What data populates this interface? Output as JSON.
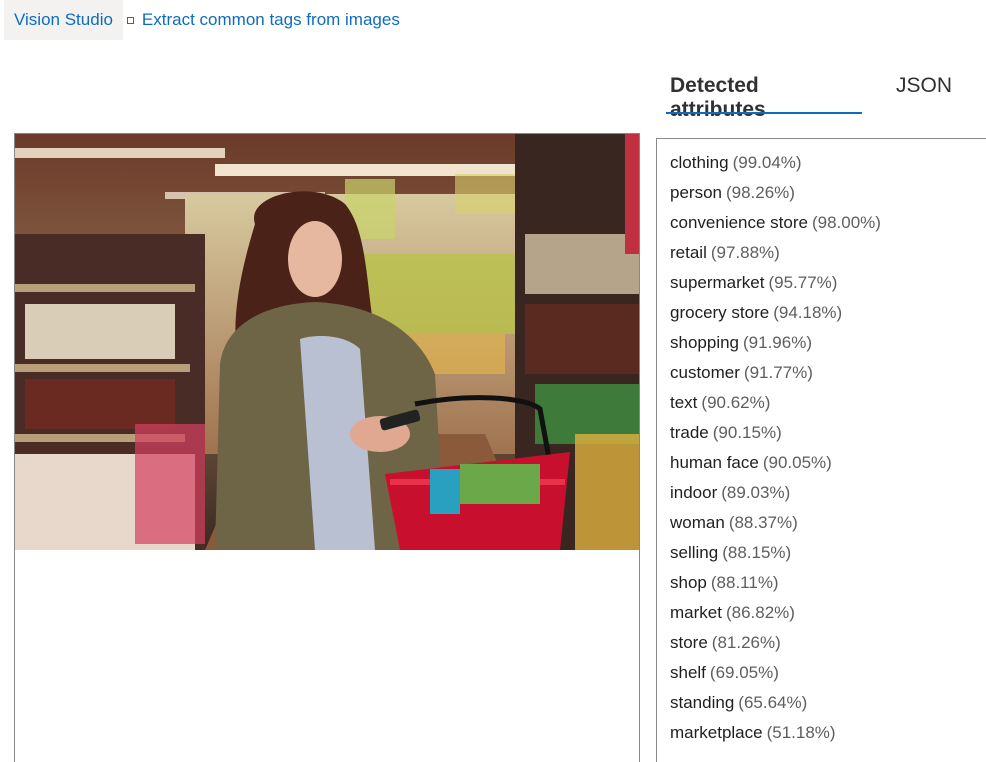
{
  "breadcrumb": {
    "home": "Vision Studio",
    "current": "Extract common tags from images"
  },
  "tabs": [
    {
      "label": "Detected attributes",
      "active": true
    },
    {
      "label": "JSON",
      "active": false
    }
  ],
  "tags": [
    {
      "name": "clothing",
      "confidence": "(99.04%)"
    },
    {
      "name": "person",
      "confidence": "(98.26%)"
    },
    {
      "name": "convenience store",
      "confidence": "(98.00%)"
    },
    {
      "name": "retail",
      "confidence": "(97.88%)"
    },
    {
      "name": "supermarket",
      "confidence": "(95.77%)"
    },
    {
      "name": "grocery store",
      "confidence": "(94.18%)"
    },
    {
      "name": "shopping",
      "confidence": "(91.96%)"
    },
    {
      "name": "customer",
      "confidence": "(91.77%)"
    },
    {
      "name": "text",
      "confidence": "(90.62%)"
    },
    {
      "name": "trade",
      "confidence": "(90.15%)"
    },
    {
      "name": "human face",
      "confidence": "(90.05%)"
    },
    {
      "name": "indoor",
      "confidence": "(89.03%)"
    },
    {
      "name": "woman",
      "confidence": "(88.37%)"
    },
    {
      "name": "selling",
      "confidence": "(88.15%)"
    },
    {
      "name": "shop",
      "confidence": "(88.11%)"
    },
    {
      "name": "market",
      "confidence": "(86.82%)"
    },
    {
      "name": "store",
      "confidence": "(81.26%)"
    },
    {
      "name": "shelf",
      "confidence": "(69.05%)"
    },
    {
      "name": "standing",
      "confidence": "(65.64%)"
    },
    {
      "name": "marketplace",
      "confidence": "(51.18%)"
    }
  ],
  "colors": {
    "link": "#0f6cbd",
    "tab_underline": "#0f6cbd",
    "basket": "#c8102e"
  }
}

•••••

Task to carry out:
Leave out the pictures and give the rest of the records again exactly.

Problem solution:
What data populates this interface? Output as JSON.
{
  "breadcrumb": {
    "home": "Vision Studio",
    "current": "Extract common tags from images"
  },
  "tabs": [
    {
      "label": "Detected attributes",
      "active": true
    },
    {
      "label": "JSON",
      "active": false
    }
  ],
  "tags": [
    {
      "name": "clothing",
      "confidence": "(99.04%)"
    },
    {
      "name": "person",
      "confidence": "(98.26%)"
    },
    {
      "name": "convenience store",
      "confidence": "(98.00%)"
    },
    {
      "name": "retail",
      "confidence": "(97.88%)"
    },
    {
      "name": "supermarket",
      "confidence": "(95.77%)"
    },
    {
      "name": "grocery store",
      "confidence": "(94.18%)"
    },
    {
      "name": "shopping",
      "confidence": "(91.96%)"
    },
    {
      "name": "customer",
      "confidence": "(91.77%)"
    },
    {
      "name": "text",
      "confidence": "(90.62%)"
    },
    {
      "name": "trade",
      "confidence": "(90.15%)"
    },
    {
      "name": "human face",
      "confidence": "(90.05%)"
    },
    {
      "name": "indoor",
      "confidence": "(89.03%)"
    },
    {
      "name": "woman",
      "confidence": "(88.37%)"
    },
    {
      "name": "selling",
      "confidence": "(88.15%)"
    },
    {
      "name": "shop",
      "confidence": "(88.11%)"
    },
    {
      "name": "market",
      "confidence": "(86.82%)"
    },
    {
      "name": "store",
      "confidence": "(81.26%)"
    },
    {
      "name": "shelf",
      "confidence": "(69.05%)"
    },
    {
      "name": "standing",
      "confidence": "(65.64%)"
    },
    {
      "name": "marketplace",
      "confidence": "(51.18%)"
    }
  ],
  "colors": {
    "link": "#0f6cbd",
    "tab_underline": "#0f6cbd",
    "basket": "#c8102e"
  }
}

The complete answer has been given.